Prompt: Repeat every record below exactly as it appears.

>> begin Data

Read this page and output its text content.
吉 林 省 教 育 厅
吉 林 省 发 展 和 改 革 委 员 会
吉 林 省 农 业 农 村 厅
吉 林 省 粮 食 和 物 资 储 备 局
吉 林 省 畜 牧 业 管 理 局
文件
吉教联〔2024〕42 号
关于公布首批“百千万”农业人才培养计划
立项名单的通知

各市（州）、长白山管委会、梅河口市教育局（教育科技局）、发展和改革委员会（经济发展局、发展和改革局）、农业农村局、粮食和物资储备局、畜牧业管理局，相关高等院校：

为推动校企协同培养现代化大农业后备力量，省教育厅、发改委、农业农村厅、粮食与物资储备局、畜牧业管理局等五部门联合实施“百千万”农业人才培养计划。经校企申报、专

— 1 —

>> end Data

Response to the task:
Read this page and output its text content.
吉 林 省 教 育 厅
吉 林 省 发 展 和 改 革 委 员 会
吉 林 省 农 业 农 村 厅
吉 林 省 粮 食 和 物 资 储 备 局
吉 林 省 畜 牧 业 管 理 局
文件
吉教联〔2024〕42 号
关于公布首批“百千万”农业人才培养计划
立项名单的通知

各市（州）、长白山管委会、梅河口市教育局（教育科技局）、发展和改革委员会（经济发展局、发展和改革局）、农业农村局、粮食和物资储备局、畜牧业管理局，相关高等院校：

为推动校企协同培养现代化大农业后备力量，省教育厅、发改委、农业农村厅、粮食与物资储备局、畜牧业管理局等五部门联合实施“百千万”农业人才培养计划。经校企申报、专

— 1 —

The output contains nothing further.